TASK>
What follows is a set of records, each of which is to be written out exactly.

SUPPLIED ENTRIES>
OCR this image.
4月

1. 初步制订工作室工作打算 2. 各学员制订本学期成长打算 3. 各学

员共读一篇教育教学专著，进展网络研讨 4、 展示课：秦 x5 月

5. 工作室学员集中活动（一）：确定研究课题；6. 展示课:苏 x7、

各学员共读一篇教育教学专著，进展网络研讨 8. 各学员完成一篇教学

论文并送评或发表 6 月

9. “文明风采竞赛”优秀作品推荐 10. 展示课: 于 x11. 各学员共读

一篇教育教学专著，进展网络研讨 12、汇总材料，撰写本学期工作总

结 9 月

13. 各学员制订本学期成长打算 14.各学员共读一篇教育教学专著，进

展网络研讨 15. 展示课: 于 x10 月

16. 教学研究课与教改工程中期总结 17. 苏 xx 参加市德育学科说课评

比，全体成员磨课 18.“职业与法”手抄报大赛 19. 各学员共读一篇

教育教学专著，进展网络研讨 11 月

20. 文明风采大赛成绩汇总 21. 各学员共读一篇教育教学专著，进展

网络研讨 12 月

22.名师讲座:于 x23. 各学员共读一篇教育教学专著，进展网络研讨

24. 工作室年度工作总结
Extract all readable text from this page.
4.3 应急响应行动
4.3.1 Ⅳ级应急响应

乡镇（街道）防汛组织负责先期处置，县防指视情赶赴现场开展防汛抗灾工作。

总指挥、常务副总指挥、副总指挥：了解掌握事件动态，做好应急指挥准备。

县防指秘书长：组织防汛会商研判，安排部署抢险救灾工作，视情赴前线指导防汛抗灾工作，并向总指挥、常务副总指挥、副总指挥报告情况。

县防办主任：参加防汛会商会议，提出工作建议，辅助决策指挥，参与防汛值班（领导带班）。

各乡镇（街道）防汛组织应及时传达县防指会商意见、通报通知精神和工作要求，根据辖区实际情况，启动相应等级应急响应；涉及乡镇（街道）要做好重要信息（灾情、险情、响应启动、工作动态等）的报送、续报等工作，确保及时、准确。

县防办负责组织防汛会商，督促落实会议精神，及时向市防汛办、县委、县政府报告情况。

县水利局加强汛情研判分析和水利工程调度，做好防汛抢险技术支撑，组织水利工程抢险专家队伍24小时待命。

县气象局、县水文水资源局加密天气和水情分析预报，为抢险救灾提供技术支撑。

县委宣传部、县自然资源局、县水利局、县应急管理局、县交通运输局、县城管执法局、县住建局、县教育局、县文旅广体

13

REPLY TO THE EXERCISE>
OCR this image.
4月

1. 初步制订工作室工作打算 2. 各学员制订本学期成长打算 3. 各学

员共读一篇教育教学专著，进展网络研讨 4、 展示课：秦 x5 月

5. 工作室学员集中活动（一）：确定研究课题；6. 展示课:苏 x7、

各学员共读一篇教育教学专著，进展网络研讨 8. 各学员完成一篇教学

论文并送评或发表 6 月

9. “文明风采竞赛”优秀作品推荐 10. 展示课: 于 x11. 各学员共读

一篇教育教学专著，进展网络研讨 12、汇总材料，撰写本学期工作总

结 9 月

13. 各学员制订本学期成长打算 14.各学员共读一篇教育教学专著，进

展网络研讨 15. 展示课: 于 x10 月

16. 教学研究课与教改工程中期总结 17. 苏 xx 参加市德育学科说课评

比，全体成员磨课 18.“职业与法”手抄报大赛 19. 各学员共读一篇

教育教学专著，进展网络研讨 11 月

20. 文明风采大赛成绩汇总 21. 各学员共读一篇教育教学专著，进展

网络研讨 12 月

22.名师讲座:于 x23. 各学员共读一篇教育教学专著，进展网络研讨

24. 工作室年度工作总结
Extract all readable text from this page.
4.3 应急响应行动
4.3.1 Ⅳ级应急响应

乡镇（街道）防汛组织负责先期处置，县防指视情赶赴现场开展防汛抗灾工作。

总指挥、常务副总指挥、副总指挥：了解掌握事件动态，做好应急指挥准备。

县防指秘书长：组织防汛会商研判，安排部署抢险救灾工作，视情赴前线指导防汛抗灾工作，并向总指挥、常务副总指挥、副总指挥报告情况。

县防办主任：参加防汛会商会议，提出工作建议，辅助决策指挥，参与防汛值班（领导带班）。

各乡镇（街道）防汛组织应及时传达县防指会商意见、通报通知精神和工作要求，根据辖区实际情况，启动相应等级应急响应；涉及乡镇（街道）要做好重要信息（灾情、险情、响应启动、工作动态等）的报送、续报等工作，确保及时、准确。

县防办负责组织防汛会商，督促落实会议精神，及时向市防汛办、县委、县政府报告情况。

县水利局加强汛情研判分析和水利工程调度，做好防汛抢险技术支撑，组织水利工程抢险专家队伍24小时待命。

县气象局、县水文水资源局加密天气和水情分析预报，为抢险救灾提供技术支撑。

县委宣传部、县自然资源局、县水利局、县应急管理局、县交通运输局、县城管执法局、县住建局、县教育局、县文旅广体

13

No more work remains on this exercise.